GIVEN EXERCISE
Take every line from the material that has the word "cumulative" in it.

DATA FOR THE TASK
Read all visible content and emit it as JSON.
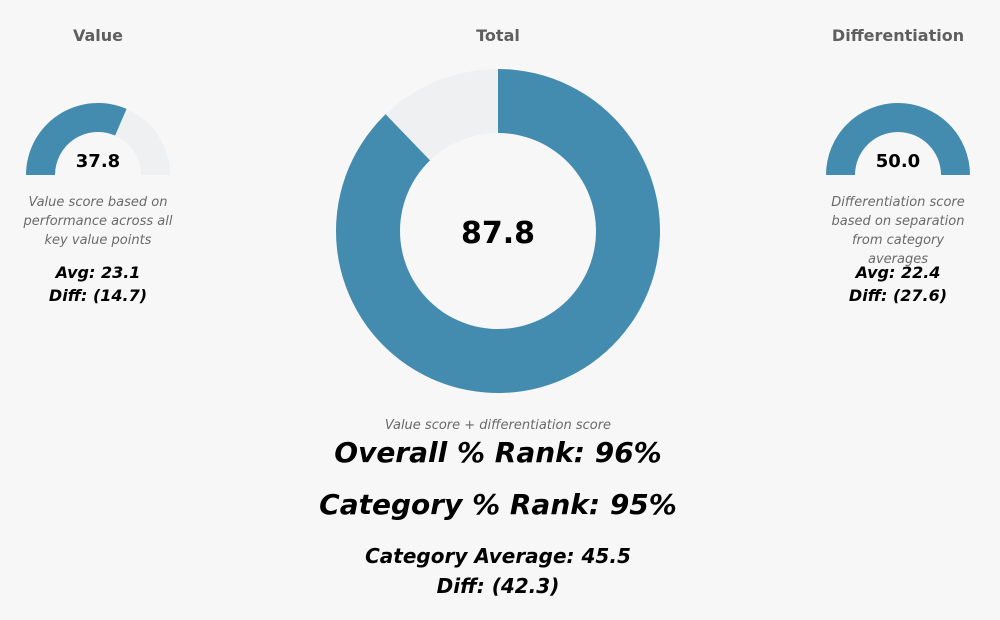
{
  "colors": {
    "filled": "#448bb0",
    "track": "#eef0f2",
    "hole": "#ffffff"
  },
  "chart_data": [
    {
      "type": "gauge",
      "title": "Value",
      "value": 37.8,
      "max": 60,
      "value_label": "37.8",
      "description": "Value score based on performance across all key value points",
      "avg": "Avg: 23.1",
      "diff": "Diff: (14.7)"
    },
    {
      "type": "pie",
      "title": "Total",
      "value": 87.8,
      "max": 100,
      "value_label": "87.8",
      "description": "Value score + differentiation score",
      "overall_rank": "Overall % Rank: 96%",
      "category_rank": "Category % Rank: 95%",
      "category_average": "Category Average: 45.5",
      "diff": "Diff: (42.3)"
    },
    {
      "type": "gauge",
      "title": "Differentiation",
      "value": 50.0,
      "max": 50,
      "value_label": "50.0",
      "description": "Differentiation score based on separation from category averages",
      "avg": "Avg: 22.4",
      "diff": "Diff: (27.6)"
    }
  ]
}
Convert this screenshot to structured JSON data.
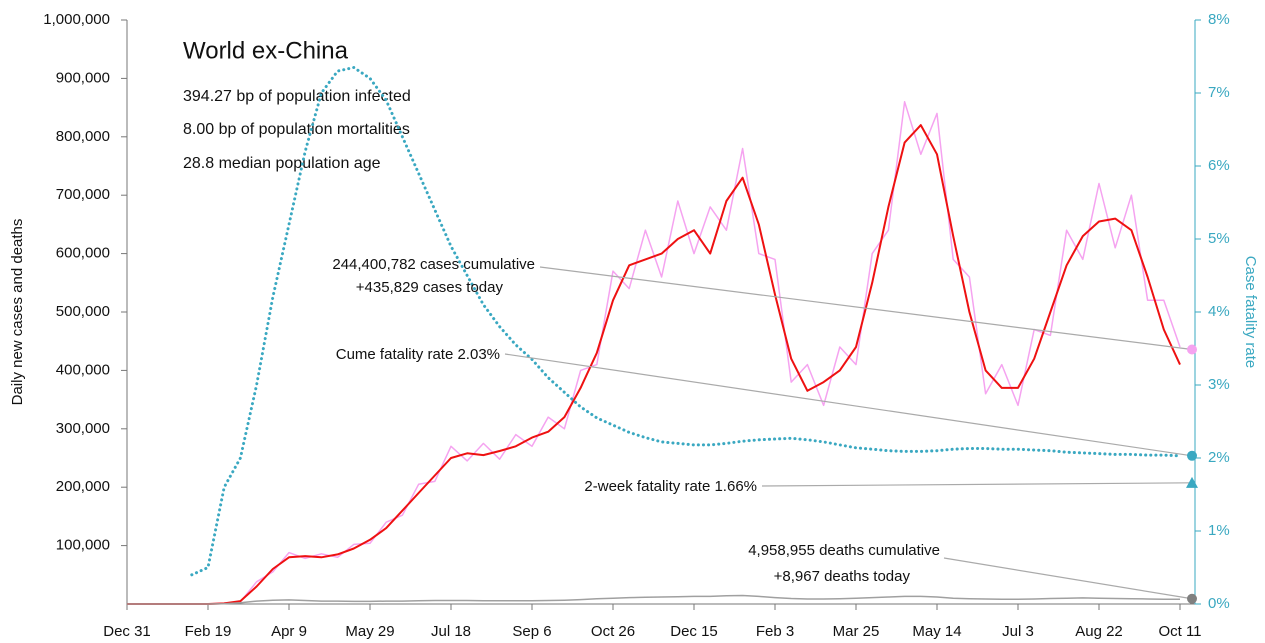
{
  "chart_data": {
    "type": "line",
    "title": "World ex-China",
    "subtitle_lines": [
      "394.27 bp of population infected",
      "8.00 bp of population mortalities",
      "28.8 median population age"
    ],
    "ylabel": "Daily new cases and deaths",
    "y2label": "Case fatality rate",
    "categories": [
      "Dec 31",
      null,
      null,
      null,
      null,
      "Feb 19",
      null,
      null,
      null,
      null,
      "Apr 9",
      null,
      null,
      null,
      null,
      "May 29",
      null,
      null,
      null,
      null,
      "Jul 18",
      null,
      null,
      null,
      null,
      "Sep 6",
      null,
      null,
      null,
      null,
      "Oct 26",
      null,
      null,
      null,
      null,
      "Dec 15",
      null,
      null,
      null,
      null,
      "Feb 3",
      null,
      null,
      null,
      null,
      "Mar 25",
      null,
      null,
      null,
      null,
      "May 14",
      null,
      null,
      null,
      null,
      "Jul 3",
      null,
      null,
      null,
      null,
      "Aug 22",
      null,
      null,
      null,
      null,
      "Oct 11"
    ],
    "series": [
      {
        "color": "#f5a3f0",
        "style": "solid",
        "width": 1.5,
        "axis": "y",
        "values": [
          0,
          0,
          0,
          0,
          0,
          0,
          1500,
          4000,
          38000,
          55000,
          88000,
          78000,
          86000,
          80000,
          102000,
          104000,
          140000,
          152000,
          205000,
          210000,
          270000,
          245000,
          275000,
          248000,
          290000,
          270000,
          320000,
          300000,
          400000,
          410000,
          570000,
          540000,
          640000,
          560000,
          690000,
          600000,
          680000,
          640000,
          780000,
          600000,
          590000,
          380000,
          410000,
          340000,
          440000,
          410000,
          600000,
          640000,
          860000,
          770000,
          840000,
          590000,
          560000,
          360000,
          410000,
          340000,
          470000,
          460000,
          640000,
          590000,
          720000,
          610000,
          700000,
          520000,
          520000,
          440000
        ]
      },
      {
        "color": "#ee1111",
        "style": "solid",
        "width": 2,
        "axis": "y",
        "values": [
          0,
          0,
          0,
          0,
          0,
          0,
          1000,
          5000,
          30000,
          60000,
          80000,
          82000,
          80000,
          85000,
          95000,
          110000,
          130000,
          160000,
          190000,
          220000,
          250000,
          258000,
          255000,
          262000,
          270000,
          285000,
          295000,
          320000,
          370000,
          430000,
          520000,
          580000,
          590000,
          600000,
          625000,
          640000,
          600000,
          690000,
          730000,
          650000,
          530000,
          420000,
          365000,
          380000,
          400000,
          440000,
          550000,
          680000,
          790000,
          820000,
          770000,
          630000,
          500000,
          400000,
          370000,
          370000,
          420000,
          500000,
          580000,
          630000,
          655000,
          660000,
          640000,
          560000,
          470000,
          410000
        ]
      },
      {
        "color": "#a0a0a0",
        "style": "solid",
        "width": 1.5,
        "axis": "y",
        "values": [
          0,
          0,
          0,
          0,
          0,
          0,
          500,
          2000,
          5000,
          6500,
          7000,
          6000,
          5000,
          5000,
          4500,
          4500,
          5000,
          5000,
          5500,
          6000,
          6000,
          6000,
          5500,
          5500,
          5500,
          5500,
          6000,
          6500,
          7500,
          9000,
          10000,
          11000,
          11500,
          12000,
          12500,
          13000,
          13000,
          14000,
          14500,
          13000,
          11000,
          9500,
          8500,
          8500,
          9000,
          10000,
          11000,
          12000,
          13000,
          13000,
          12000,
          10000,
          9000,
          8500,
          8000,
          8000,
          8500,
          9500,
          10000,
          10500,
          10000,
          9500,
          9000,
          8500,
          8000,
          8000
        ]
      },
      {
        "color": "#3aa8c1",
        "style": "dotted",
        "width": 3,
        "axis": "y2",
        "values": [
          null,
          null,
          null,
          null,
          0.4,
          0.5,
          1.6,
          2.0,
          3.0,
          4.2,
          5.2,
          6.2,
          7.0,
          7.3,
          7.35,
          7.2,
          6.9,
          6.4,
          5.9,
          5.4,
          4.9,
          4.5,
          4.1,
          3.8,
          3.55,
          3.35,
          3.1,
          2.9,
          2.7,
          2.55,
          2.45,
          2.35,
          2.28,
          2.22,
          2.2,
          2.18,
          2.18,
          2.2,
          2.23,
          2.25,
          2.26,
          2.27,
          2.25,
          2.22,
          2.18,
          2.14,
          2.12,
          2.1,
          2.09,
          2.09,
          2.1,
          2.12,
          2.13,
          2.13,
          2.12,
          2.12,
          2.11,
          2.1,
          2.08,
          2.07,
          2.06,
          2.05,
          2.05,
          2.04,
          2.04,
          2.03
        ]
      }
    ],
    "ylim": [
      0,
      1000000
    ],
    "yticks": [
      {
        "value": 100000,
        "label": "100,000"
      },
      {
        "value": 200000,
        "label": "200,000"
      },
      {
        "value": 300000,
        "label": "300,000"
      },
      {
        "value": 400000,
        "label": "400,000"
      },
      {
        "value": 500000,
        "label": "500,000"
      },
      {
        "value": 600000,
        "label": "600,000"
      },
      {
        "value": 700000,
        "label": "700,000"
      },
      {
        "value": 800000,
        "label": "800,000"
      },
      {
        "value": 900000,
        "label": "900,000"
      },
      {
        "value": 1000000,
        "label": "1,000,000"
      }
    ],
    "y2lim": [
      0,
      8
    ],
    "y2ticks": [
      {
        "value": 0,
        "label": "0%"
      },
      {
        "value": 1,
        "label": "1%"
      },
      {
        "value": 2,
        "label": "2%"
      },
      {
        "value": 3,
        "label": "3%"
      },
      {
        "value": 4,
        "label": "4%"
      },
      {
        "value": 5,
        "label": "5%"
      },
      {
        "value": 6,
        "label": "6%"
      },
      {
        "value": 7,
        "label": "7%"
      },
      {
        "value": 8,
        "label": "8%"
      }
    ],
    "y2color": "#3aa8c1",
    "annotations": [
      {
        "lines": [
          "244,400,782 cases cumulative",
          "+435,829 cases today"
        ],
        "value": 435829,
        "axis": "y",
        "marker": "circle",
        "color": "#f5a3f0"
      },
      {
        "lines": [
          "Cume fatality rate 2.03%"
        ],
        "value": 2.03,
        "axis": "y2",
        "marker": "circle",
        "color": "#3aa8c1"
      },
      {
        "lines": [
          "2-week fatality rate 1.66%"
        ],
        "value": 1.66,
        "axis": "y2",
        "marker": "triangle",
        "color": "#3aa8c1"
      },
      {
        "lines": [
          "4,958,955 deaths cumulative",
          "+8,967 deaths today"
        ],
        "value": 8967,
        "axis": "y",
        "marker": "circle",
        "color": "#808080"
      }
    ]
  }
}
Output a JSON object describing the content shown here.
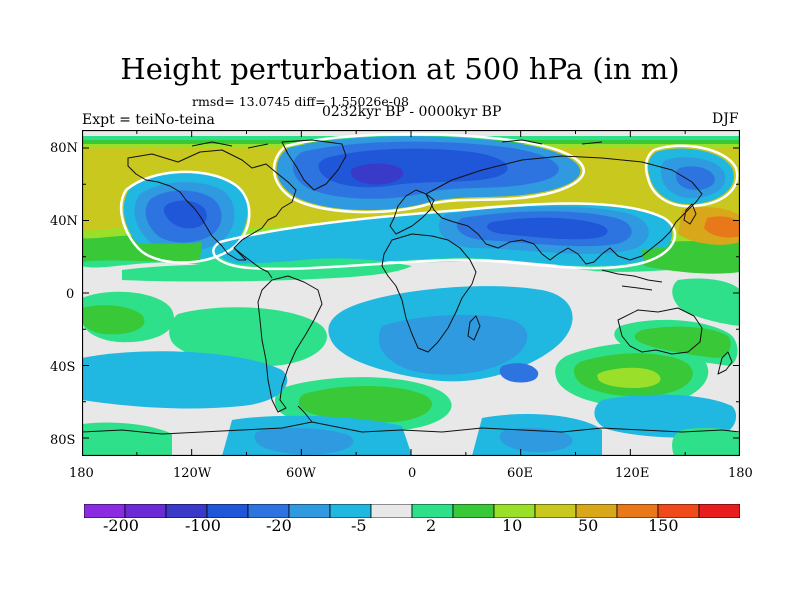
{
  "title": "Height perturbation at 500 hPa (in m)",
  "stats": "rmsd= 13.0745 diff= 1.55026e-08",
  "period": "0232kyr BP - 0000kyr BP",
  "experiment": "Expt = teiNo-teina",
  "season": "DJF",
  "axes": {
    "lat_ticks": [
      "80N",
      "40N",
      "0",
      "40S",
      "80S"
    ],
    "lon_ticks": [
      "180",
      "120W",
      "60W",
      "0",
      "60E",
      "120E",
      "180"
    ]
  },
  "colorbar": {
    "colors": [
      "#8a2be2",
      "#6a2bd6",
      "#3a3ac8",
      "#2056d8",
      "#2e74e0",
      "#2f9ae0",
      "#20b8e0",
      "#e8e8e8",
      "#2fe08a",
      "#38c838",
      "#9ae02a",
      "#c8c81e",
      "#d8a81a",
      "#e8781a",
      "#f04a1a",
      "#e81e1e"
    ],
    "labels": [
      "-200",
      "-100",
      "-20",
      "-5",
      "2",
      "10",
      "50",
      "150"
    ]
  },
  "palette": {
    "neutral": "#e8e8e8",
    "cyan": "#20b8e0",
    "light_blue": "#2f9ae0",
    "blue": "#2e74e0",
    "deep_blue": "#2056d8",
    "darker_blue": "#3a3ac8",
    "teal_green": "#2fe08a",
    "green": "#38c838",
    "yellow_green": "#9ae02a",
    "olive": "#c8c81e",
    "orange_yellow": "#d8a81a",
    "orange": "#e8781a"
  }
}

EXPECTED ANSWER
          "244,400,782 cases cumulative",
          "4,958,955 deaths cumulative",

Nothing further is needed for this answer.